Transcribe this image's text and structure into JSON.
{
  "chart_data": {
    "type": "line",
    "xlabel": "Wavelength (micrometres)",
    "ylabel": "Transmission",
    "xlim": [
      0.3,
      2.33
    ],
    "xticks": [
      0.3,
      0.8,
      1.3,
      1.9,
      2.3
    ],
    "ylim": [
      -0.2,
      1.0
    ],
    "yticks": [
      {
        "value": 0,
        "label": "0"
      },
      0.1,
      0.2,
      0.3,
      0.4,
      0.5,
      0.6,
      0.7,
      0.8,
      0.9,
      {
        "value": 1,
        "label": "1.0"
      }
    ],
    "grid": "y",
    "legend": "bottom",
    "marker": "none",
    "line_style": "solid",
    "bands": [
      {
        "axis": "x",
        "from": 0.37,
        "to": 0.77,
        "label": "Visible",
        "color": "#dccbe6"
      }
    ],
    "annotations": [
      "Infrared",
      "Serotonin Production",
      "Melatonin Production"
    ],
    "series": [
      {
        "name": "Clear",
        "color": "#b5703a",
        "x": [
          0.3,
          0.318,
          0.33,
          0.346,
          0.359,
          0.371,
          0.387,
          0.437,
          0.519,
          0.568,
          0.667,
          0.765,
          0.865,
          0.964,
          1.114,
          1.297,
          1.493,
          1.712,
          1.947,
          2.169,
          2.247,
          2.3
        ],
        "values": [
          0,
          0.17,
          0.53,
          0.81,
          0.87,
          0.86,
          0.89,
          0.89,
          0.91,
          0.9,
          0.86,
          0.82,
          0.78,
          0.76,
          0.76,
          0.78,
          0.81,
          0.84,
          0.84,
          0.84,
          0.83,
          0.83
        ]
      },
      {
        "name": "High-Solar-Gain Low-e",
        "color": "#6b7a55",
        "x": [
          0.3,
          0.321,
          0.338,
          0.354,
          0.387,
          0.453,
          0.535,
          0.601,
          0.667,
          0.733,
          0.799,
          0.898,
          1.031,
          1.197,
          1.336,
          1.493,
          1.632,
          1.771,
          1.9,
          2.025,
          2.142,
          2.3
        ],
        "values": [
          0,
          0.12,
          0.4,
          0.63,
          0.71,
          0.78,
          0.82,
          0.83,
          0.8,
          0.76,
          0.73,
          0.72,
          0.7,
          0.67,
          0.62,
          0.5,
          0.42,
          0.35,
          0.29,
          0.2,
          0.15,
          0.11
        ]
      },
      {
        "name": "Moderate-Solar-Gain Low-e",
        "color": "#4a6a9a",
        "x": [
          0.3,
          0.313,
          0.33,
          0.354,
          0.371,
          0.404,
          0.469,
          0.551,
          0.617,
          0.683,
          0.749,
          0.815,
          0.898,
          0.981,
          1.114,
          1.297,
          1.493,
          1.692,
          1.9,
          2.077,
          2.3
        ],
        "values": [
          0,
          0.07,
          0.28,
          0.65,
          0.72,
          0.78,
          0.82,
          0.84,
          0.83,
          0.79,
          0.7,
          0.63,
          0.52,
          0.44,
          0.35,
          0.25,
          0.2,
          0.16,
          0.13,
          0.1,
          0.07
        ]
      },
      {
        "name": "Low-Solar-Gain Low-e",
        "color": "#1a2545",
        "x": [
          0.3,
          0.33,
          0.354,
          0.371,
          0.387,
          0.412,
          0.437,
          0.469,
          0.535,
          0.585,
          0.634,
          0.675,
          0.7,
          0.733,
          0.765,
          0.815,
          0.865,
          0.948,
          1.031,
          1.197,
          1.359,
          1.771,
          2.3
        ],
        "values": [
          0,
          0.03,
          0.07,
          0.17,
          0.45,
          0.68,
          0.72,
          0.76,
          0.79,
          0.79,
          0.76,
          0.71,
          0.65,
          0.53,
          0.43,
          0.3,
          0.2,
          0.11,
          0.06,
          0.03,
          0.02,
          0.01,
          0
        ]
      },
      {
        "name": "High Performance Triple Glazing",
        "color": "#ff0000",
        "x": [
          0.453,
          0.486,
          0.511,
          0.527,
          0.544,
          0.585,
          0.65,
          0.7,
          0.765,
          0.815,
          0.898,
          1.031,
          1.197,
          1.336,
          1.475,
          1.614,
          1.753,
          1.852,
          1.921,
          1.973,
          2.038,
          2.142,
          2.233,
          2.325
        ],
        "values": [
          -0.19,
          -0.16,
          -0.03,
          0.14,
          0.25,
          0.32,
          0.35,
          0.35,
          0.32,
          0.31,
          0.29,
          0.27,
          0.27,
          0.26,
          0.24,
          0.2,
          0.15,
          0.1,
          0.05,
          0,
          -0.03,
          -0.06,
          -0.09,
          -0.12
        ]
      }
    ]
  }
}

§ Exercise prompt
Go through the material line by line. Show each line that contains the string "Production".

§ Written response
      "Serotonin Production",
      "Melatonin Production"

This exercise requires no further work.